Begin Data in this exercise

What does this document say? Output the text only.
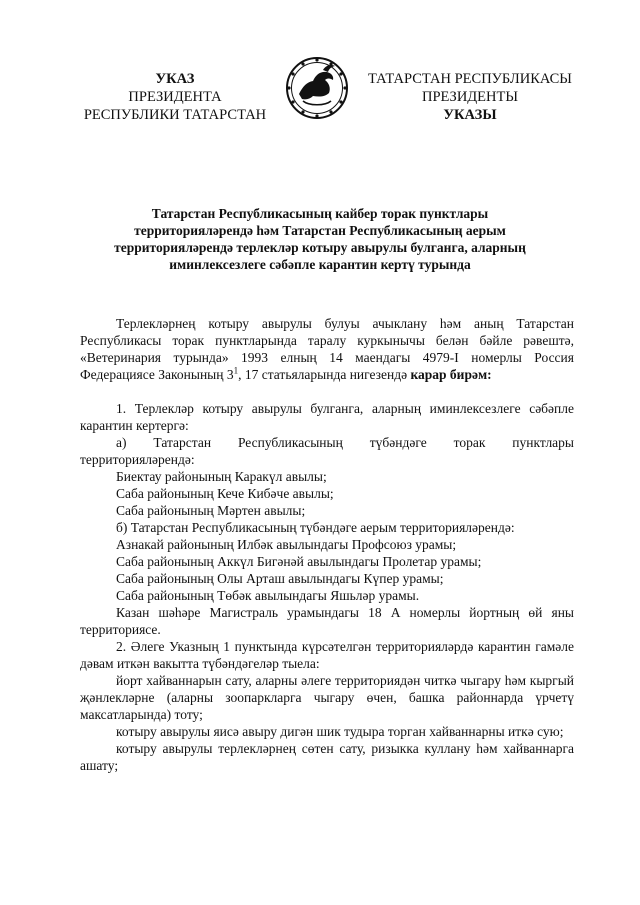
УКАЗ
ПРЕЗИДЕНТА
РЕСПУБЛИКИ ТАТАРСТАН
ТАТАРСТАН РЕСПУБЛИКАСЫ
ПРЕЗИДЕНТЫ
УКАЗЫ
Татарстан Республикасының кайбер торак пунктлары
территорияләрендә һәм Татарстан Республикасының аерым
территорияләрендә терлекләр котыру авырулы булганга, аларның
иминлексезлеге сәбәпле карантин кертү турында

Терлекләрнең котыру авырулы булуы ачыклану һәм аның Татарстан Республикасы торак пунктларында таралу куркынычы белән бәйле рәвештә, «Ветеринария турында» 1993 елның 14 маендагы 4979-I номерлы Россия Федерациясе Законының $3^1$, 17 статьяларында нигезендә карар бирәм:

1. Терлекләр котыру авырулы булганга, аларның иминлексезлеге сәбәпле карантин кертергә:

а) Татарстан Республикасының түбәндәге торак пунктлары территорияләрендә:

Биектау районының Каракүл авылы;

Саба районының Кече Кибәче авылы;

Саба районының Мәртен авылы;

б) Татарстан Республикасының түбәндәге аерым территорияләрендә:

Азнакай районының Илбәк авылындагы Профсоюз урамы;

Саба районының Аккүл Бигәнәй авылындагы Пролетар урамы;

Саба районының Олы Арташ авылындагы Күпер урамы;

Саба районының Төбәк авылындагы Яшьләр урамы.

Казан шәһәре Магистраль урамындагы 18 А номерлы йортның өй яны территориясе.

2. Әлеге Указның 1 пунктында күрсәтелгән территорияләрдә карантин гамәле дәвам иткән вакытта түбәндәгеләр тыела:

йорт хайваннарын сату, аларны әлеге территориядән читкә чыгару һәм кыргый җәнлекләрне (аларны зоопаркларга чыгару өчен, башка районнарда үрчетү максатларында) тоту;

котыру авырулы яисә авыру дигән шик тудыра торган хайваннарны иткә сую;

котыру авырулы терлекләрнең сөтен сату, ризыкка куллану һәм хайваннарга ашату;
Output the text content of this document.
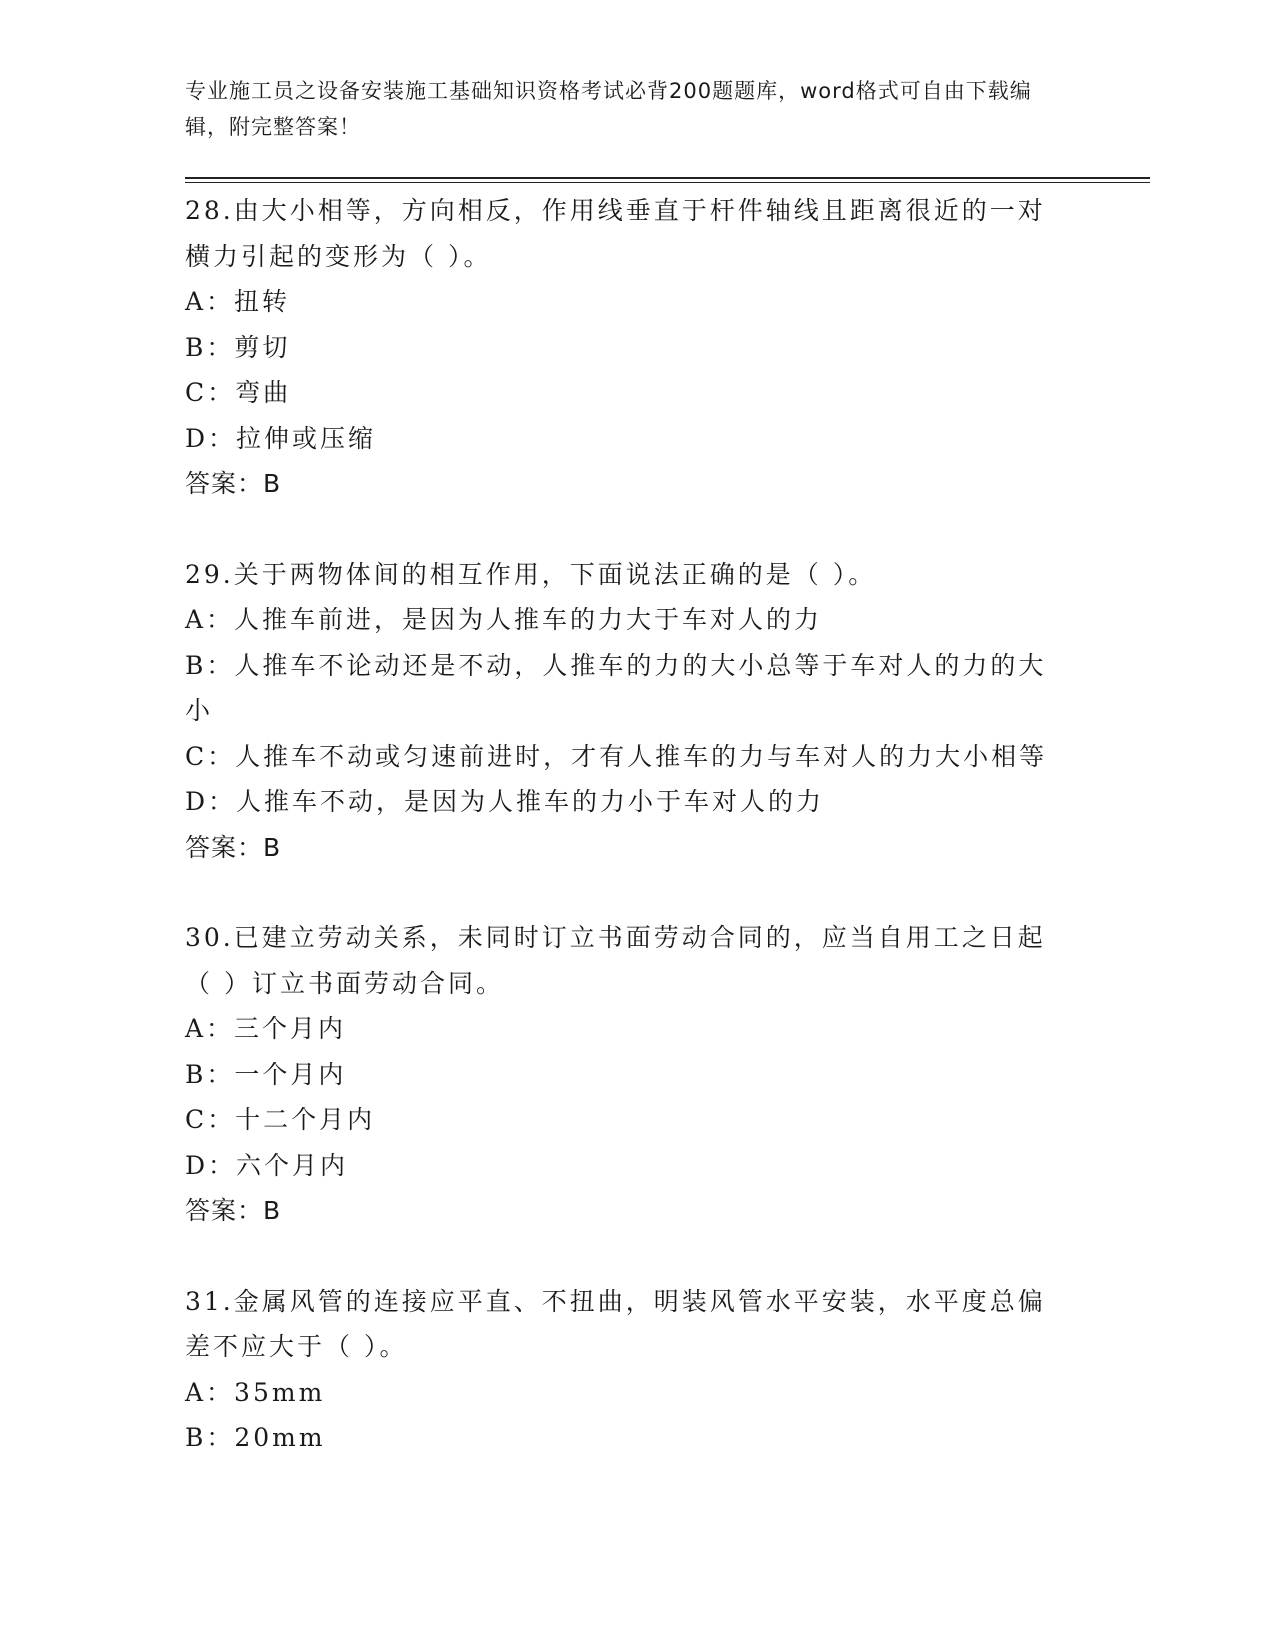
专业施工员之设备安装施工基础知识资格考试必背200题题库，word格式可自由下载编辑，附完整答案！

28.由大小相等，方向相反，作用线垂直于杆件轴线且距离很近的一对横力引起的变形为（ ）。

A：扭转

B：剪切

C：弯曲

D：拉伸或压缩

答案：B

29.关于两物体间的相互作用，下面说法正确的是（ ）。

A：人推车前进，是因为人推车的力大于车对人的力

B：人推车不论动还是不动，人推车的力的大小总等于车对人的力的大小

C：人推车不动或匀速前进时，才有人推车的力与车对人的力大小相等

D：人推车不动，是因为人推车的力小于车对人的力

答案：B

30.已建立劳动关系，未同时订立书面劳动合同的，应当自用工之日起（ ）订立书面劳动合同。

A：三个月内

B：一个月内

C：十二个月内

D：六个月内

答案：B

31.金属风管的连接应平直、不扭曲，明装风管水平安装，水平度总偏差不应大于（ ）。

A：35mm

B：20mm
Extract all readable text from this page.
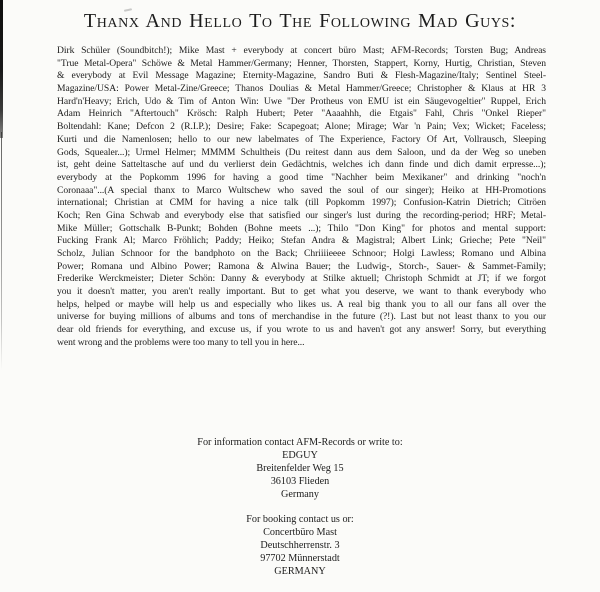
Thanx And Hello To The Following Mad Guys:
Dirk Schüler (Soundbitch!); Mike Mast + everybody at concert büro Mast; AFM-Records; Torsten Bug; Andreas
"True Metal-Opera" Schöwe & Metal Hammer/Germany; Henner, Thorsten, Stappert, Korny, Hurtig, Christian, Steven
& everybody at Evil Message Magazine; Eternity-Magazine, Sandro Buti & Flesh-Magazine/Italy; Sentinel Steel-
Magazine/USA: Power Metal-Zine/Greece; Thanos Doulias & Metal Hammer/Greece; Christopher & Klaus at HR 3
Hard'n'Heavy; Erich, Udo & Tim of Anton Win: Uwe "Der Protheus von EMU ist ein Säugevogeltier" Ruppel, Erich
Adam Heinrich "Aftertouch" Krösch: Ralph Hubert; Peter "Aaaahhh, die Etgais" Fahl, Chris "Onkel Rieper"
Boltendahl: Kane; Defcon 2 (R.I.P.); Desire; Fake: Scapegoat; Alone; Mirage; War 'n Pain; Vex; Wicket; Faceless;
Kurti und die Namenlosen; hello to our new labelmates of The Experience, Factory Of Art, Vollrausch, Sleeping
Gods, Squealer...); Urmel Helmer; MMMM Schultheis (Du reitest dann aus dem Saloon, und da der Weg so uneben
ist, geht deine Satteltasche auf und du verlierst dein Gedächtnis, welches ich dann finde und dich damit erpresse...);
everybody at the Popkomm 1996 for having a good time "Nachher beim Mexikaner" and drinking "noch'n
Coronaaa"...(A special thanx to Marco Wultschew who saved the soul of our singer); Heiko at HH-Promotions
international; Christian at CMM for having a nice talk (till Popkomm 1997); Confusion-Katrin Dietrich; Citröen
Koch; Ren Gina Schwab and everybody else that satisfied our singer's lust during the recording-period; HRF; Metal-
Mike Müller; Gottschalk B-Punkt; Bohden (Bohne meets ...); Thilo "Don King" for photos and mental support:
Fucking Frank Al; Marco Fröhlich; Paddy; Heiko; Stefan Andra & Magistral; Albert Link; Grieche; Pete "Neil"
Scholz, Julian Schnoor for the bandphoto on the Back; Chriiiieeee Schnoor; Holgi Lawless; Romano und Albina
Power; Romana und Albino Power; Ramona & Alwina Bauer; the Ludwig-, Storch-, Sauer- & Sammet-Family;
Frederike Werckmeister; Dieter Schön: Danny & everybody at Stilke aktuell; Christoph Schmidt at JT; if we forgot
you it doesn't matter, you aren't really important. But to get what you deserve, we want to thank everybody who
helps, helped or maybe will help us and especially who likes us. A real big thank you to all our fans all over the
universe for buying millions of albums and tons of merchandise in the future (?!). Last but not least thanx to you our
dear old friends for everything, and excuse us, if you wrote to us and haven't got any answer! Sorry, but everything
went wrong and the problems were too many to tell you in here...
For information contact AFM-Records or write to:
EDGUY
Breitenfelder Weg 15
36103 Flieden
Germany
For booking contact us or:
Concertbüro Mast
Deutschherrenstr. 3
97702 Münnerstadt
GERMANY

End Data in this exercise

To be done
Say how many lines of the material contain the word "Hammer", with no other text.

Task solution
2